**EXERCISE DETAILS:** From the entries that follow, pick out all lines holding "легенди".

**GIVEN RECORDS:**

════════════════════

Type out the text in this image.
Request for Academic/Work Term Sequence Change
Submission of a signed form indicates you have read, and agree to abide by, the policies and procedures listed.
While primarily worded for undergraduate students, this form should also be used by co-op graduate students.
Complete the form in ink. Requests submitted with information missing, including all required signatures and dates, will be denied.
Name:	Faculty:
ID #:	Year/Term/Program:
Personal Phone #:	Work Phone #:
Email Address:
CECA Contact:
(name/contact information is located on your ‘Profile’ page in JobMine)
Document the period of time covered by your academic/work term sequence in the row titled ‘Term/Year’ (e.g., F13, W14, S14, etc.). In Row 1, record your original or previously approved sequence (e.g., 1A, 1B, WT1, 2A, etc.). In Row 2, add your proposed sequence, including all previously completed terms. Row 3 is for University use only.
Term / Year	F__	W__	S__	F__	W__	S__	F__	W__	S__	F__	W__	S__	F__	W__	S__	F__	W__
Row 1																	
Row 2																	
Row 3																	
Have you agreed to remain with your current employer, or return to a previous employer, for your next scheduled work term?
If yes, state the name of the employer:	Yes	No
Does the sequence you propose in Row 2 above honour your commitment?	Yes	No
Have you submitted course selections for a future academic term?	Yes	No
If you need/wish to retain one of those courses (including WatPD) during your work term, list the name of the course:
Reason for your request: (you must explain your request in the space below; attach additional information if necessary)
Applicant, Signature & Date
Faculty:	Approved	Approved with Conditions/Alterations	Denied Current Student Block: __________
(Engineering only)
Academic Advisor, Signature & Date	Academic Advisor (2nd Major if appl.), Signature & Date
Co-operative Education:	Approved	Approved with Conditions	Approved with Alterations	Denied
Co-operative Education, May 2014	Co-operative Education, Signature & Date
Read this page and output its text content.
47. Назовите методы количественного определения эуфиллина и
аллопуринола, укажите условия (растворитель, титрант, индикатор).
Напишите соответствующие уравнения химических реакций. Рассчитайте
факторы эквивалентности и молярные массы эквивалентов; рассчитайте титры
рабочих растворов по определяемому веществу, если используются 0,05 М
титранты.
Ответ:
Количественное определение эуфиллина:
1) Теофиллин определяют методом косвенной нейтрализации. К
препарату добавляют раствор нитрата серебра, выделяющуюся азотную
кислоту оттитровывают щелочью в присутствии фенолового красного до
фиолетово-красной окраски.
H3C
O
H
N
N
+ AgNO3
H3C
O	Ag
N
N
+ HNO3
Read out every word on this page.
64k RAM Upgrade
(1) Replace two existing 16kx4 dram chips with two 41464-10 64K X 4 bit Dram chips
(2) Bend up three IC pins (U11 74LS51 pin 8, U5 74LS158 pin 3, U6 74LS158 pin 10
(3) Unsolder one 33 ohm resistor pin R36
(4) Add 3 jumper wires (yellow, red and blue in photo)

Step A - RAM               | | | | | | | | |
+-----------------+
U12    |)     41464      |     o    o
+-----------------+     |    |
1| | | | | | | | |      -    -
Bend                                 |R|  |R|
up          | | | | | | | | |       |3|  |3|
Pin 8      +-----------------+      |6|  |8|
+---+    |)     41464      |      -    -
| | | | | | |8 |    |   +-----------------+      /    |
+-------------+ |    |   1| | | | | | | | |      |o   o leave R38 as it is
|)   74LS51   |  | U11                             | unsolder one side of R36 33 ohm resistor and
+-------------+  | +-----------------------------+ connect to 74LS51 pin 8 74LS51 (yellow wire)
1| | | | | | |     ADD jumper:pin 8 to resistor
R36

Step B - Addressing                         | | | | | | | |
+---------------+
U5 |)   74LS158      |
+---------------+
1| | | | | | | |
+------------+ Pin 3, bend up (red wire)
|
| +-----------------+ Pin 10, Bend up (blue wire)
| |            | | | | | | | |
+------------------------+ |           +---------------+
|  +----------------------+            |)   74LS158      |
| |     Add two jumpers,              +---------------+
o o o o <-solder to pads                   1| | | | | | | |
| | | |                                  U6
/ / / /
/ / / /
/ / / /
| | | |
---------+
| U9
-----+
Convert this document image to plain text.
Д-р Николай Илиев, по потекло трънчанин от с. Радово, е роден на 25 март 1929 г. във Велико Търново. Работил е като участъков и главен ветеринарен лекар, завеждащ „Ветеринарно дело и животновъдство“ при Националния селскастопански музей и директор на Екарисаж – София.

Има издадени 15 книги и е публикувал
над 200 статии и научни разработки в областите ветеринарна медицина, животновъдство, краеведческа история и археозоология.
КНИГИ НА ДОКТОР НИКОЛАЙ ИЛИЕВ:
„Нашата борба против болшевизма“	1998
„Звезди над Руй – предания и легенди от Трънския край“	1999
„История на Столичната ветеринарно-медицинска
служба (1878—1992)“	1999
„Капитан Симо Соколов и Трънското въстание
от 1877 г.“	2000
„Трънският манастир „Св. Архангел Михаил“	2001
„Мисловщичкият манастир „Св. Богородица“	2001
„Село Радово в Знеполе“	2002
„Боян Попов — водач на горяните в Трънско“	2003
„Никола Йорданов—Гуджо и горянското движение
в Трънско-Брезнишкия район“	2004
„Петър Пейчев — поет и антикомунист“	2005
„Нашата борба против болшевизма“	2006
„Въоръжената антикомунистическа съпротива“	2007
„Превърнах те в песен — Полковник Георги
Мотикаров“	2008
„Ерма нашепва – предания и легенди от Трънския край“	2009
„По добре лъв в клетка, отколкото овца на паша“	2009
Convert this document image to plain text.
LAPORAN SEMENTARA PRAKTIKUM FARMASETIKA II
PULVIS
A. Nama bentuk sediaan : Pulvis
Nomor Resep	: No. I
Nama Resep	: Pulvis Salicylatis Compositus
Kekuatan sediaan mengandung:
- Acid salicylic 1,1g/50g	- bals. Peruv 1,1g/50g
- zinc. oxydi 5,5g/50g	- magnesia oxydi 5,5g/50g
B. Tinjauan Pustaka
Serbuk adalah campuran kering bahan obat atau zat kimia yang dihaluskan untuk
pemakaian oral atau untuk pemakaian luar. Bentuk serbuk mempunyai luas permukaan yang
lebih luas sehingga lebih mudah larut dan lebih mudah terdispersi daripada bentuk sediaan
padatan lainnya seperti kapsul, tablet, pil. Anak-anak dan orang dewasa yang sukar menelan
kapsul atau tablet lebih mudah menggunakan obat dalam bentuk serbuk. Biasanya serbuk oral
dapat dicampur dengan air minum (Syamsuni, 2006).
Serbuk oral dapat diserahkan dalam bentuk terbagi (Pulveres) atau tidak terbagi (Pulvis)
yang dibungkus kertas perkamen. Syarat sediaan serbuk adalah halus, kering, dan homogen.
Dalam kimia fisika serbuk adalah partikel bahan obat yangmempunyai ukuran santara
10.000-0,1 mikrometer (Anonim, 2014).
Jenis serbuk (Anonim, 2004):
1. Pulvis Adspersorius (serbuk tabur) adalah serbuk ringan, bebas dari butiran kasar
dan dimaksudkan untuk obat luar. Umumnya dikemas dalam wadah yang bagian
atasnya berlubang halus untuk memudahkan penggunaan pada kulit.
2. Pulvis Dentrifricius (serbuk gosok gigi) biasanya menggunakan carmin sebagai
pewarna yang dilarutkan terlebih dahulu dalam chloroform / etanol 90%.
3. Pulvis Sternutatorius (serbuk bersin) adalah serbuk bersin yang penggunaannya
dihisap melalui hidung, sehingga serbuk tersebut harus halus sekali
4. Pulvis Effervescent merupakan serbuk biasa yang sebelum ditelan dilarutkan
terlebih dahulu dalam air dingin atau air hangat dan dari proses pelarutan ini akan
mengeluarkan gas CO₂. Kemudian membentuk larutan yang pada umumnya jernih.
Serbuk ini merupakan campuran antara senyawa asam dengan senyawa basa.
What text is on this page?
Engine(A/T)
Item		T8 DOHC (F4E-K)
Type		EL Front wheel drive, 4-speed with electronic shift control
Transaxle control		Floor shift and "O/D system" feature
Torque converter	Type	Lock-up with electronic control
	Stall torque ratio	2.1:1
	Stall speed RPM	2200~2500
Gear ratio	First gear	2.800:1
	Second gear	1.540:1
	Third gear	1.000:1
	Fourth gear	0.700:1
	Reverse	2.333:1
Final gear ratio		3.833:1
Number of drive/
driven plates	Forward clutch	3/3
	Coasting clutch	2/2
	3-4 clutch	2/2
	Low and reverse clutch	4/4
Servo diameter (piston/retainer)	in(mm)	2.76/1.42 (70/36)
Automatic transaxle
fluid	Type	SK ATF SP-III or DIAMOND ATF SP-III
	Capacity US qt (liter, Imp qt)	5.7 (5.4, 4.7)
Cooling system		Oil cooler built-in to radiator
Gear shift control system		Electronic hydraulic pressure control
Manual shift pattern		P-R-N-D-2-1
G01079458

════════════════════

**EXERCISE RESPONSE:**
„Звезди над Руй – предания и легенди от Трънския край“	1999
„Ерма нашепва – предания и легенди от Трънския край“	2009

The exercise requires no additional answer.